# START OF Stored data

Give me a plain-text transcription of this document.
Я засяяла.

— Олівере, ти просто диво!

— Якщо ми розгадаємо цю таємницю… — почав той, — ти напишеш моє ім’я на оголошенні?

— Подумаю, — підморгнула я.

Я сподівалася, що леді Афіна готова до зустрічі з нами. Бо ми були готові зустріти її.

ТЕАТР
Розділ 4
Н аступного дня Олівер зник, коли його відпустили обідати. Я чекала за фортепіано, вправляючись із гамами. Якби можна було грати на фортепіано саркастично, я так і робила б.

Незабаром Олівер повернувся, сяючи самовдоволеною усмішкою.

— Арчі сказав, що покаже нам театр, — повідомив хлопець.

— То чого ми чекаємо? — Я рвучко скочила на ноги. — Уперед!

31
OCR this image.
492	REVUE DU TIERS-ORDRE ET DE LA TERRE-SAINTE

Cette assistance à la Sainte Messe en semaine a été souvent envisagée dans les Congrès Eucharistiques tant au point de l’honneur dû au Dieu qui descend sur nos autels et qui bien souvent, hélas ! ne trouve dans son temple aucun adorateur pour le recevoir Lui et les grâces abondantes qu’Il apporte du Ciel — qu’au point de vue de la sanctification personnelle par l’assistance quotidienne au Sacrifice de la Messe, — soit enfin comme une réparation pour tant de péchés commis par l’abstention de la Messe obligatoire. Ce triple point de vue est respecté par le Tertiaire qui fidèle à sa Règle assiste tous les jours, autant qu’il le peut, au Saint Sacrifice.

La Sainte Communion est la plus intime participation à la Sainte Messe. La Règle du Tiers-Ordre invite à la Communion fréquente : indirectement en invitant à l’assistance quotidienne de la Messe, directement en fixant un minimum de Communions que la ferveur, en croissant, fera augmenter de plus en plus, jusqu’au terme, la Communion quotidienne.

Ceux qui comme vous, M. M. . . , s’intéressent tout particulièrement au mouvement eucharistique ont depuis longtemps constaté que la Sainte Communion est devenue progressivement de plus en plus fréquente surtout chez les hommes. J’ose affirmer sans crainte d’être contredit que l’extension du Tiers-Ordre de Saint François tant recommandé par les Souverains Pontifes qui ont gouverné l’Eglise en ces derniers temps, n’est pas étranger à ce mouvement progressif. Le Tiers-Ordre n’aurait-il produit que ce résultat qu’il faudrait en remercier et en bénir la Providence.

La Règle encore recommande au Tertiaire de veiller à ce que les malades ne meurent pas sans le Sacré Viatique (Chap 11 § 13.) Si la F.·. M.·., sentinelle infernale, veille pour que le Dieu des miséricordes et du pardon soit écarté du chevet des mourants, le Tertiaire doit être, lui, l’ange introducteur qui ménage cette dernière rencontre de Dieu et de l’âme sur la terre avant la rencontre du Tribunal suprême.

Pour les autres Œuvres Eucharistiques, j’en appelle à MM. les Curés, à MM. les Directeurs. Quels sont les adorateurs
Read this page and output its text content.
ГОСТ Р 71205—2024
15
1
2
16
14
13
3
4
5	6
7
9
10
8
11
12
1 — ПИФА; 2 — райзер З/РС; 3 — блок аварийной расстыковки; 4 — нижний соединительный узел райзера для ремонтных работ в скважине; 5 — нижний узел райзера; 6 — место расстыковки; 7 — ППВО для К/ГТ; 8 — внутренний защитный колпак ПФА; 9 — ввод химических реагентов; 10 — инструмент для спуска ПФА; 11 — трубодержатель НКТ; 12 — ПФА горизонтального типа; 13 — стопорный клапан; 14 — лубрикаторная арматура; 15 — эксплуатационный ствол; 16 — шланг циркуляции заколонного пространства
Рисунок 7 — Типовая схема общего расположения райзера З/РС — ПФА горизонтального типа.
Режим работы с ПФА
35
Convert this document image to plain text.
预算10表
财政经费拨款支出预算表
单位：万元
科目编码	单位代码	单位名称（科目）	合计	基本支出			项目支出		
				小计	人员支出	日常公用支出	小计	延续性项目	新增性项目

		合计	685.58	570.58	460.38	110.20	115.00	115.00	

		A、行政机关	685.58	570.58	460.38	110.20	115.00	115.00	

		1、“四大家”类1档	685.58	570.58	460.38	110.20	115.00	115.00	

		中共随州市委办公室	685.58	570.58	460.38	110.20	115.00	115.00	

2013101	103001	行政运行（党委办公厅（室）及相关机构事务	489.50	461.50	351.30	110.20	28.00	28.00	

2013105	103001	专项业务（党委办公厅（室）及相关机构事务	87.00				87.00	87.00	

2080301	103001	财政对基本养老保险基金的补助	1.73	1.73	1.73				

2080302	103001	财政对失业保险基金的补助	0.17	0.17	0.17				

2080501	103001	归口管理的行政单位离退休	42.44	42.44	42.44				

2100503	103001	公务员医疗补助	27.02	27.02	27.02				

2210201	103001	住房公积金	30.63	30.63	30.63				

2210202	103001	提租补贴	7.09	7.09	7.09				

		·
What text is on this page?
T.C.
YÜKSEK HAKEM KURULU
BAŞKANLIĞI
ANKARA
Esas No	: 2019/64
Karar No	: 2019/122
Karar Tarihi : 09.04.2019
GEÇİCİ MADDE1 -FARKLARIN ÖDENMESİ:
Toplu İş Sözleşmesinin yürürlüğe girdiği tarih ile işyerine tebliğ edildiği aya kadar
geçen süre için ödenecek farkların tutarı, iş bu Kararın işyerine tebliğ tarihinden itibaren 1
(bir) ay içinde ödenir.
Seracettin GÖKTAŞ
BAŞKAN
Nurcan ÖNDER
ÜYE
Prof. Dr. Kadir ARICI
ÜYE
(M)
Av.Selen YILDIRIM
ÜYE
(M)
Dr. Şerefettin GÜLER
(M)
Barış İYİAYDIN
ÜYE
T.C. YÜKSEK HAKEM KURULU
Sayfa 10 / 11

# END OF Stored data

• [What needs to be done]: Extract from the material all lines containing the string "HAKEM".

• [Complete output]:
YÜKSEK HAKEM KURULU
T.C. YÜKSEK HAKEM KURULU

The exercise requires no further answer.